**Your objective:**
Search the listing below for the word "text" and copy each line that holds it.

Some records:
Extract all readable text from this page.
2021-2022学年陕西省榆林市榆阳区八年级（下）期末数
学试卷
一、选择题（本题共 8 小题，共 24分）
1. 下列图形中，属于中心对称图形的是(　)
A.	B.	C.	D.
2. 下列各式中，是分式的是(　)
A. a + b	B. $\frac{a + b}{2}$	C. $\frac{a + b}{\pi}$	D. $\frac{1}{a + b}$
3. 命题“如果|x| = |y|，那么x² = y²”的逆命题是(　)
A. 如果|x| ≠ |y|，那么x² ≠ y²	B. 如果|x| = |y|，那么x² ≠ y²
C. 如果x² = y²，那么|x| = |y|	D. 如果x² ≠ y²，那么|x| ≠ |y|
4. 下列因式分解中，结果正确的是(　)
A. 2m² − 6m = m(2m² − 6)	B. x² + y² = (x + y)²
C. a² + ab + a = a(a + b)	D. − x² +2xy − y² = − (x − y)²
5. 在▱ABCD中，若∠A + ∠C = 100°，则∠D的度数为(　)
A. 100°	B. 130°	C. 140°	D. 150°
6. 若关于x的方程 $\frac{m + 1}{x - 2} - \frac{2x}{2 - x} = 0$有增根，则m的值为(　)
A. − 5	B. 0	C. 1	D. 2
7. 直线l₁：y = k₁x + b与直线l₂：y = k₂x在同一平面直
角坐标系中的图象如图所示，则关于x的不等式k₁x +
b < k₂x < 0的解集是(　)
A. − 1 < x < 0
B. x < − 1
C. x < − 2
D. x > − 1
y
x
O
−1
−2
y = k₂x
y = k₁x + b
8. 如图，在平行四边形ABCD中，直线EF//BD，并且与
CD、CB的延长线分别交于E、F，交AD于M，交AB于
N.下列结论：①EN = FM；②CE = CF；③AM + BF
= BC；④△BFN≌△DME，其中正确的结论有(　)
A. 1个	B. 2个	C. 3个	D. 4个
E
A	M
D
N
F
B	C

==

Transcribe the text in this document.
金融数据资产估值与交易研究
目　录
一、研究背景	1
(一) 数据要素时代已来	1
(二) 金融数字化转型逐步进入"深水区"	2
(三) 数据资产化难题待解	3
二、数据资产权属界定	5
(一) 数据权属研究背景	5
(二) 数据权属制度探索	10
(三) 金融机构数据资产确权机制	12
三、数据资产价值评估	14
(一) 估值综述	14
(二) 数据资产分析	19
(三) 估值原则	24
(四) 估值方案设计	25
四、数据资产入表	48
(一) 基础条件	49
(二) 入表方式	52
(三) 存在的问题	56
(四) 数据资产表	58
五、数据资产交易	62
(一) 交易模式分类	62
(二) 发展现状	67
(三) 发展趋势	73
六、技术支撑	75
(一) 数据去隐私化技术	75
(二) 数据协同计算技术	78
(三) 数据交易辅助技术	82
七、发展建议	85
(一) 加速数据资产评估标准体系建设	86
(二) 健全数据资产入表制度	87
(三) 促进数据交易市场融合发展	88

**Result:**
Extract all readable text from this page.
Transcribe the text in this document.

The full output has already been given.